__What you should do__. Without altering anything, output the material below.

Saved entries
################
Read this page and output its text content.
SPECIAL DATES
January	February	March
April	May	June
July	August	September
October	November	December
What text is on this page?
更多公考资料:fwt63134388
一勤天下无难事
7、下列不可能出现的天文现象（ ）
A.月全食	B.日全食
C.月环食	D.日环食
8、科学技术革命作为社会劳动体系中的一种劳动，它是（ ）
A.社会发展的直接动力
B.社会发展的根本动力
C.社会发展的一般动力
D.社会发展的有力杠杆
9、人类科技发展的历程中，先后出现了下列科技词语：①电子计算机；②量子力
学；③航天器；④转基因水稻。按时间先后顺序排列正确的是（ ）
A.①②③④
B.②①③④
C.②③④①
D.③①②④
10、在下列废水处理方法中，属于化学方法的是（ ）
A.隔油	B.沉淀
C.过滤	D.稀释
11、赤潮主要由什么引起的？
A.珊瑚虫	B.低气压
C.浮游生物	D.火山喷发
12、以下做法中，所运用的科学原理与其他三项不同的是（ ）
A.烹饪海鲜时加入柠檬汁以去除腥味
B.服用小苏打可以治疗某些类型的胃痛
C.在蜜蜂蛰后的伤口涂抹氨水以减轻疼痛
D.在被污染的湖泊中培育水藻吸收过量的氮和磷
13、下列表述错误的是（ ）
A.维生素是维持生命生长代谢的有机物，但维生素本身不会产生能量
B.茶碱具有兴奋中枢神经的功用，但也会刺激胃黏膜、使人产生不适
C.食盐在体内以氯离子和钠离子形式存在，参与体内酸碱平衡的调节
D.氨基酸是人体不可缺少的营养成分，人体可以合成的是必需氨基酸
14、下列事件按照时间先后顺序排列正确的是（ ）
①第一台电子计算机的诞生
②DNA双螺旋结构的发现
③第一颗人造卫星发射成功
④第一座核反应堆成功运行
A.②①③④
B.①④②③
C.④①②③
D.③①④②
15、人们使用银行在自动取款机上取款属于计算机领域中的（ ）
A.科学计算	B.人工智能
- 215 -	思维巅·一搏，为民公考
################
__Expected answer__.
Read this page and output its text content.
SPECIAL DATES
January	February	March
April	May	June
July	August	September
October	November	December
What text is on this page?
更多公考资料:fwt63134388
一勤天下无难事
7、下列不可能出现的天文现象（ ）
A.月全食	B.日全食
C.月环食	D.日环食
8、科学技术革命作为社会劳动体系中的一种劳动，它是（ ）
A.社会发展的直接动力
B.社会发展的根本动力
C.社会发展的一般动力
D.社会发展的有力杠杆
9、人类科技发展的历程中，先后出现了下列科技词语：①电子计算机；②量子力
学；③航天器；④转基因水稻。按时间先后顺序排列正确的是（ ）
A.①②③④
B.②①③④
C.②③④①
D.③①②④
10、在下列废水处理方法中，属于化学方法的是（ ）
A.隔油	B.沉淀
C.过滤	D.稀释
11、赤潮主要由什么引起的？
A.珊瑚虫	B.低气压
C.浮游生物	D.火山喷发
12、以下做法中，所运用的科学原理与其他三项不同的是（ ）
A.烹饪海鲜时加入柠檬汁以去除腥味
B.服用小苏打可以治疗某些类型的胃痛
C.在蜜蜂蛰后的伤口涂抹氨水以减轻疼痛
D.在被污染的湖泊中培育水藻吸收过量的氮和磷
13、下列表述错误的是（ ）
A.维生素是维持生命生长代谢的有机物，但维生素本身不会产生能量
B.茶碱具有兴奋中枢神经的功用，但也会刺激胃黏膜、使人产生不适
C.食盐在体内以氯离子和钠离子形式存在，参与体内酸碱平衡的调节
D.氨基酸是人体不可缺少的营养成分，人体可以合成的是必需氨基酸
14、下列事件按照时间先后顺序排列正确的是（ ）
①第一台电子计算机的诞生
②DNA双螺旋结构的发现
③第一颗人造卫星发射成功
④第一座核反应堆成功运行
A.②①③④
B.①④②③
C.④①②③
D.③①④②
15、人们使用银行在自动取款机上取款属于计算机领域中的（ ）
A.科学计算	B.人工智能
- 215 -	思维巅·一搏，为民公考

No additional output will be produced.